### Data shown ###
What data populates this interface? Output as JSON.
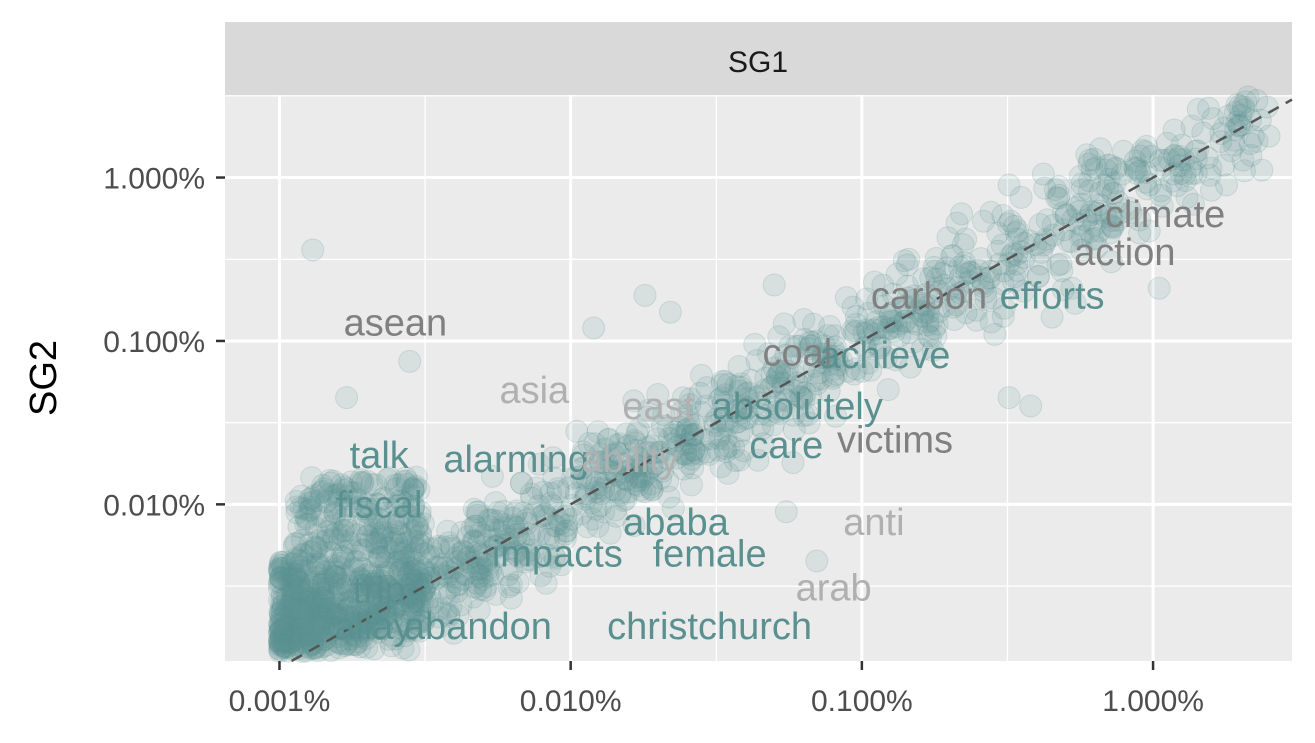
{
  "chart_data": {
    "type": "scatter",
    "facet": "SG1",
    "xlabel": "",
    "ylabel": "SG2",
    "x_scale": "log",
    "y_scale": "log",
    "xlim_percent": [
      0.00065,
      3.0
    ],
    "ylim_percent": [
      0.0011,
      3.2
    ],
    "x_ticks": [
      {
        "value": 0.001,
        "label": "0.001%"
      },
      {
        "value": 0.01,
        "label": "0.010%"
      },
      {
        "value": 0.1,
        "label": "0.100%"
      },
      {
        "value": 1.0,
        "label": "1.000%"
      }
    ],
    "y_ticks": [
      {
        "value": 0.01,
        "label": "0.010%"
      },
      {
        "value": 0.1,
        "label": "0.100%"
      },
      {
        "value": 1.0,
        "label": "1.000%"
      }
    ],
    "reference_line": "y = x (dashed)",
    "point_color": "#5a9190",
    "word_labels": [
      {
        "text": "climate",
        "x": 1.1,
        "y": 0.6,
        "color": "#808080"
      },
      {
        "text": "action",
        "x": 0.8,
        "y": 0.35,
        "color": "#808080"
      },
      {
        "text": "carbon",
        "x": 0.17,
        "y": 0.19,
        "color": "#808080"
      },
      {
        "text": "efforts",
        "x": 0.45,
        "y": 0.19,
        "color": "#5a9190"
      },
      {
        "text": "asean",
        "x": 0.0025,
        "y": 0.13,
        "color": "#808080"
      },
      {
        "text": "coal",
        "x": 0.06,
        "y": 0.085,
        "color": "#808080"
      },
      {
        "text": "achieve",
        "x": 0.12,
        "y": 0.082,
        "color": "#5a9190"
      },
      {
        "text": "asia",
        "x": 0.0075,
        "y": 0.05,
        "color": "#b0b0b0"
      },
      {
        "text": "east",
        "x": 0.02,
        "y": 0.04,
        "color": "#b0b0b0"
      },
      {
        "text": "absolutely",
        "x": 0.06,
        "y": 0.04,
        "color": "#5a9190"
      },
      {
        "text": "victims",
        "x": 0.13,
        "y": 0.025,
        "color": "#808080"
      },
      {
        "text": "talk",
        "x": 0.0022,
        "y": 0.02,
        "color": "#5a9190"
      },
      {
        "text": "alarming",
        "x": 0.0065,
        "y": 0.019,
        "color": "#5a9190"
      },
      {
        "text": "ability",
        "x": 0.016,
        "y": 0.019,
        "color": "#b0b0b0"
      },
      {
        "text": "care",
        "x": 0.055,
        "y": 0.023,
        "color": "#5a9190"
      },
      {
        "text": "fiscal",
        "x": 0.0022,
        "y": 0.01,
        "color": "#5a9190"
      },
      {
        "text": "ababa",
        "x": 0.023,
        "y": 0.0078,
        "color": "#5a9190"
      },
      {
        "text": "anti",
        "x": 0.11,
        "y": 0.0078,
        "color": "#b0b0b0"
      },
      {
        "text": "impacts",
        "x": 0.009,
        "y": 0.005,
        "color": "#5a9190"
      },
      {
        "text": "female",
        "x": 0.03,
        "y": 0.005,
        "color": "#5a9190"
      },
      {
        "text": "arab",
        "x": 0.08,
        "y": 0.0031,
        "color": "#b0b0b0"
      },
      {
        "text": "trip",
        "x": 0.0022,
        "y": 0.003,
        "color": "#5a9190"
      },
      {
        "text": "allay",
        "x": 0.0021,
        "y": 0.0018,
        "color": "#5a9190"
      },
      {
        "text": "abandon",
        "x": 0.0048,
        "y": 0.0018,
        "color": "#5a9190"
      },
      {
        "text": "christchurch",
        "x": 0.03,
        "y": 0.0018,
        "color": "#5a9190"
      }
    ],
    "outlier_points": [
      [
        0.0013,
        0.36
      ],
      [
        0.0028,
        0.075
      ],
      [
        0.0105,
        0.028
      ],
      [
        0.012,
        0.12
      ],
      [
        0.05,
        0.22
      ],
      [
        0.14,
        0.31
      ],
      [
        0.18,
        0.32
      ],
      [
        0.22,
        0.6
      ],
      [
        0.32,
        0.9
      ],
      [
        0.42,
        1.05
      ],
      [
        0.66,
        1.5
      ],
      [
        0.9,
        0.55
      ],
      [
        1.05,
        0.21
      ],
      [
        1.22,
        1.3
      ],
      [
        1.4,
        1.45
      ],
      [
        2.0,
        2.4
      ],
      [
        0.54,
        0.17
      ],
      [
        0.45,
        0.14
      ],
      [
        0.38,
        0.04
      ],
      [
        0.32,
        0.045
      ],
      [
        0.058,
        0.018
      ],
      [
        0.055,
        0.009
      ],
      [
        0.07,
        0.0045
      ],
      [
        0.0017,
        0.045
      ],
      [
        0.0014,
        0.012
      ],
      [
        0.022,
        0.15
      ],
      [
        0.018,
        0.19
      ]
    ]
  }
}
###
• Exercise objective:
Reproduce all the entries that precede this task, word for word, minus any pictures.

• The answer:
What data populates this interface? Output as JSON.
{
  "chart_data": {
    "type": "scatter",
    "facet": "SG1",
    "xlabel": "",
    "ylabel": "SG2",
    "x_scale": "log",
    "y_scale": "log",
    "xlim_percent": [
      0.00065,
      3.0
    ],
    "ylim_percent": [
      0.0011,
      3.2
    ],
    "x_ticks": [
      {
        "value": 0.001,
        "label": "0.001%"
      },
      {
        "value": 0.01,
        "label": "0.010%"
      },
      {
        "value": 0.1,
        "label": "0.100%"
      },
      {
        "value": 1.0,
        "label": "1.000%"
      }
    ],
    "y_ticks": [
      {
        "value": 0.01,
        "label": "0.010%"
      },
      {
        "value": 0.1,
        "label": "0.100%"
      },
      {
        "value": 1.0,
        "label": "1.000%"
      }
    ],
    "reference_line": "y = x (dashed)",
    "point_color": "#5a9190",
    "word_labels": [
      {
        "text": "climate",
        "x": 1.1,
        "y": 0.6,
        "color": "#808080"
      },
      {
        "text": "action",
        "x": 0.8,
        "y": 0.35,
        "color": "#808080"
      },
      {
        "text": "carbon",
        "x": 0.17,
        "y": 0.19,
        "color": "#808080"
      },
      {
        "text": "efforts",
        "x": 0.45,
        "y": 0.19,
        "color": "#5a9190"
      },
      {
        "text": "asean",
        "x": 0.0025,
        "y": 0.13,
        "color": "#808080"
      },
      {
        "text": "coal",
        "x": 0.06,
        "y": 0.085,
        "color": "#808080"
      },
      {
        "text": "achieve",
        "x": 0.12,
        "y": 0.082,
        "color": "#5a9190"
      },
      {
        "text": "asia",
        "x": 0.0075,
        "y": 0.05,
        "color": "#b0b0b0"
      },
      {
        "text": "east",
        "x": 0.02,
        "y": 0.04,
        "color": "#b0b0b0"
      },
      {
        "text": "absolutely",
        "x": 0.06,
        "y": 0.04,
        "color": "#5a9190"
      },
      {
        "text": "victims",
        "x": 0.13,
        "y": 0.025,
        "color": "#808080"
      },
      {
        "text": "talk",
        "x": 0.0022,
        "y": 0.02,
        "color": "#5a9190"
      },
      {
        "text": "alarming",
        "x": 0.0065,
        "y": 0.019,
        "color": "#5a9190"
      },
      {
        "text": "ability",
        "x": 0.016,
        "y": 0.019,
        "color": "#b0b0b0"
      },
      {
        "text": "care",
        "x": 0.055,
        "y": 0.023,
        "color": "#5a9190"
      },
      {
        "text": "fiscal",
        "x": 0.0022,
        "y": 0.01,
        "color": "#5a9190"
      },
      {
        "text": "ababa",
        "x": 0.023,
        "y": 0.0078,
        "color": "#5a9190"
      },
      {
        "text": "anti",
        "x": 0.11,
        "y": 0.0078,
        "color": "#b0b0b0"
      },
      {
        "text": "impacts",
        "x": 0.009,
        "y": 0.005,
        "color": "#5a9190"
      },
      {
        "text": "female",
        "x": 0.03,
        "y": 0.005,
        "color": "#5a9190"
      },
      {
        "text": "arab",
        "x": 0.08,
        "y": 0.0031,
        "color": "#b0b0b0"
      },
      {
        "text": "trip",
        "x": 0.0022,
        "y": 0.003,
        "color": "#5a9190"
      },
      {
        "text": "allay",
        "x": 0.0021,
        "y": 0.0018,
        "color": "#5a9190"
      },
      {
        "text": "abandon",
        "x": 0.0048,
        "y": 0.0018,
        "color": "#5a9190"
      },
      {
        "text": "christchurch",
        "x": 0.03,
        "y": 0.0018,
        "color": "#5a9190"
      }
    ],
    "outlier_points": [
      [
        0.0013,
        0.36
      ],
      [
        0.0028,
        0.075
      ],
      [
        0.0105,
        0.028
      ],
      [
        0.012,
        0.12
      ],
      [
        0.05,
        0.22
      ],
      [
        0.14,
        0.31
      ],
      [
        0.18,
        0.32
      ],
      [
        0.22,
        0.6
      ],
      [
        0.32,
        0.9
      ],
      [
        0.42,
        1.05
      ],
      [
        0.66,
        1.5
      ],
      [
        0.9,
        0.55
      ],
      [
        1.05,
        0.21
      ],
      [
        1.22,
        1.3
      ],
      [
        1.4,
        1.45
      ],
      [
        2.0,
        2.4
      ],
      [
        0.54,
        0.17
      ],
      [
        0.45,
        0.14
      ],
      [
        0.38,
        0.04
      ],
      [
        0.32,
        0.045
      ],
      [
        0.058,
        0.018
      ],
      [
        0.055,
        0.009
      ],
      [
        0.07,
        0.0045
      ],
      [
        0.0017,
        0.045
      ],
      [
        0.0014,
        0.012
      ],
      [
        0.022,
        0.15
      ],
      [
        0.018,
        0.19
      ]
    ]
  }
}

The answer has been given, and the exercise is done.